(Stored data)
-------------------------
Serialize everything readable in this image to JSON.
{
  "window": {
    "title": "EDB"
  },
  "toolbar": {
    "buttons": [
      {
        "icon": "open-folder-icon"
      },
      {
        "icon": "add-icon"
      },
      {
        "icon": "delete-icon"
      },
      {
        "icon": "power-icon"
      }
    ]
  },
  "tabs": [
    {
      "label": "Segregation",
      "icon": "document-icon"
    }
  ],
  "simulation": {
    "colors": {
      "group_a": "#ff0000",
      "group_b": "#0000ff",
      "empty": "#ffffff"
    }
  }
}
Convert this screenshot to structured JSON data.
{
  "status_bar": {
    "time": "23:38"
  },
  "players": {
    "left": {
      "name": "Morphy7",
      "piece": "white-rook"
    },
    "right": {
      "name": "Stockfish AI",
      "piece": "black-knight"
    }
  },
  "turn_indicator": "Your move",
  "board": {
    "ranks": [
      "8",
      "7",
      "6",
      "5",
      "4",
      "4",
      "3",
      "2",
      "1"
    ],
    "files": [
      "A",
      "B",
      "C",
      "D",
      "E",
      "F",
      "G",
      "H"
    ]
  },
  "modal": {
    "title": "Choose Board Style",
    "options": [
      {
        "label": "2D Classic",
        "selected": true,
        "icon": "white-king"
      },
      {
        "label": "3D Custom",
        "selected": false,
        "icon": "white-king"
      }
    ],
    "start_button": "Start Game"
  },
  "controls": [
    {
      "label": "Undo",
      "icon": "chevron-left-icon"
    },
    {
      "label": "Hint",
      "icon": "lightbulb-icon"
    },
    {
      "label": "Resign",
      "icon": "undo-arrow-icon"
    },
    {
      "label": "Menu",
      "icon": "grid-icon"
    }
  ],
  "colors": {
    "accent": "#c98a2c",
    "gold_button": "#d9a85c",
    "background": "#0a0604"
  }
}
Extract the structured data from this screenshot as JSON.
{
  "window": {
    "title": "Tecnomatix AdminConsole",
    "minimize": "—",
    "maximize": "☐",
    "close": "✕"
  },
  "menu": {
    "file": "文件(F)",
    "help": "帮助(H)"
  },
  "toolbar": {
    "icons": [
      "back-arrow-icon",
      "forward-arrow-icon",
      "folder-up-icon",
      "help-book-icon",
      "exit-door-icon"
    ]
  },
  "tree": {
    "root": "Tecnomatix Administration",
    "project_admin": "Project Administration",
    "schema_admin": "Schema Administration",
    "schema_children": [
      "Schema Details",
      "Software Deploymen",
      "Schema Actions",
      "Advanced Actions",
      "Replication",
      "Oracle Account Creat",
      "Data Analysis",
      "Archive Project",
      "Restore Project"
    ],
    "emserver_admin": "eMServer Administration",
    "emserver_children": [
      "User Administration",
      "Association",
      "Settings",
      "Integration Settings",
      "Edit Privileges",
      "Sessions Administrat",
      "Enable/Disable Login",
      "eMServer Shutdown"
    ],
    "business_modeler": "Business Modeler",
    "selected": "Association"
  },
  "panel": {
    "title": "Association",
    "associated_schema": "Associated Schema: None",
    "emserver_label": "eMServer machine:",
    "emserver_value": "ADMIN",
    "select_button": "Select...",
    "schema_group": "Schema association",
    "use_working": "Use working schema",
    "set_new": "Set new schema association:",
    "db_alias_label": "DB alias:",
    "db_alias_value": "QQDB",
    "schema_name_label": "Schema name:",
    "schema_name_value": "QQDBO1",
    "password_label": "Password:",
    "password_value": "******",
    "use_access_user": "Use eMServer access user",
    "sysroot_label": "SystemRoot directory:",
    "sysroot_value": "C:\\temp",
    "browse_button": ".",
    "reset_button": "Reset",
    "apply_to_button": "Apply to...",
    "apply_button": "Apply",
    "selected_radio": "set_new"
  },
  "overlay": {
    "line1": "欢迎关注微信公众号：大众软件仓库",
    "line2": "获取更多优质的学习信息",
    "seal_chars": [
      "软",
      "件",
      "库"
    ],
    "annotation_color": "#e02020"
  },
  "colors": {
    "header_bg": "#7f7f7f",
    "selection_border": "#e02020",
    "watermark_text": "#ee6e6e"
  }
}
-------------------------
→ **WORK TO COMPLETE**:
Make an exact copy of the data above.

→ **SOLVED PROBLEM**:
Serialize everything readable in this image to JSON.
{
  "window": {
    "title": "EDB"
  },
  "toolbar": {
    "buttons": [
      {
        "icon": "open-folder-icon"
      },
      {
        "icon": "add-icon"
      },
      {
        "icon": "delete-icon"
      },
      {
        "icon": "power-icon"
      }
    ]
  },
  "tabs": [
    {
      "label": "Segregation",
      "icon": "document-icon"
    }
  ],
  "simulation": {
    "colors": {
      "group_a": "#ff0000",
      "group_b": "#0000ff",
      "empty": "#ffffff"
    }
  }
}
Convert this screenshot to structured JSON data.
{
  "status_bar": {
    "time": "23:38"
  },
  "players": {
    "left": {
      "name": "Morphy7",
      "piece": "white-rook"
    },
    "right": {
      "name": "Stockfish AI",
      "piece": "black-knight"
    }
  },
  "turn_indicator": "Your move",
  "board": {
    "ranks": [
      "8",
      "7",
      "6",
      "5",
      "4",
      "4",
      "3",
      "2",
      "1"
    ],
    "files": [
      "A",
      "B",
      "C",
      "D",
      "E",
      "F",
      "G",
      "H"
    ]
  },
  "modal": {
    "title": "Choose Board Style",
    "options": [
      {
        "label": "2D Classic",
        "selected": true,
        "icon": "white-king"
      },
      {
        "label": "3D Custom",
        "selected": false,
        "icon": "white-king"
      }
    ],
    "start_button": "Start Game"
  },
  "controls": [
    {
      "label": "Undo",
      "icon": "chevron-left-icon"
    },
    {
      "label": "Hint",
      "icon": "lightbulb-icon"
    },
    {
      "label": "Resign",
      "icon": "undo-arrow-icon"
    },
    {
      "label": "Menu",
      "icon": "grid-icon"
    }
  ],
  "colors": {
    "accent": "#c98a2c",
    "gold_button": "#d9a85c",
    "background": "#0a0604"
  }
}
Extract the structured data from this screenshot as JSON.
{
  "window": {
    "title": "Tecnomatix AdminConsole",
    "minimize": "—",
    "maximize": "☐",
    "close": "✕"
  },
  "menu": {
    "file": "文件(F)",
    "help": "帮助(H)"
  },
  "toolbar": {
    "icons": [
      "back-arrow-icon",
      "forward-arrow-icon",
      "folder-up-icon",
      "help-book-icon",
      "exit-door-icon"
    ]
  },
  "tree": {
    "root": "Tecnomatix Administration",
    "project_admin": "Project Administration",
    "schema_admin": "Schema Administration",
    "schema_children": [
      "Schema Details",
      "Software Deploymen",
      "Schema Actions",
      "Advanced Actions",
      "Replication",
      "Oracle Account Creat",
      "Data Analysis",
      "Archive Project",
      "Restore Project"
    ],
    "emserver_admin": "eMServer Administration",
    "emserver_children": [
      "User Administration",
      "Association",
      "Settings",
      "Integration Settings",
      "Edit Privileges",
      "Sessions Administrat",
      "Enable/Disable Login",
      "eMServer Shutdown"
    ],
    "business_modeler": "Business Modeler",
    "selected": "Association"
  },
  "panel": {
    "title": "Association",
    "associated_schema": "Associated Schema: None",
    "emserver_label": "eMServer machine:",
    "emserver_value": "ADMIN",
    "select_button": "Select...",
    "schema_group": "Schema association",
    "use_working": "Use working schema",
    "set_new": "Set new schema association:",
    "db_alias_label": "DB alias:",
    "db_alias_value": "QQDB",
    "schema_name_label": "Schema name:",
    "schema_name_value": "QQDBO1",
    "password_label": "Password:",
    "password_value": "******",
    "use_access_user": "Use eMServer access user",
    "sysroot_label": "SystemRoot directory:",
    "sysroot_value": "C:\\temp",
    "browse_button": ".",
    "reset_button": "Reset",
    "apply_to_button": "Apply to...",
    "apply_button": "Apply",
    "selected_radio": "set_new"
  },
  "overlay": {
    "line1": "欢迎关注微信公众号：大众软件仓库",
    "line2": "获取更多优质的学习信息",
    "seal_chars": [
      "软",
      "件",
      "库"
    ],
    "annotation_color": "#e02020"
  },
  "colors": {
    "header_bg": "#7f7f7f",
    "selection_border": "#e02020",
    "watermark_text": "#ee6e6e"
  }
}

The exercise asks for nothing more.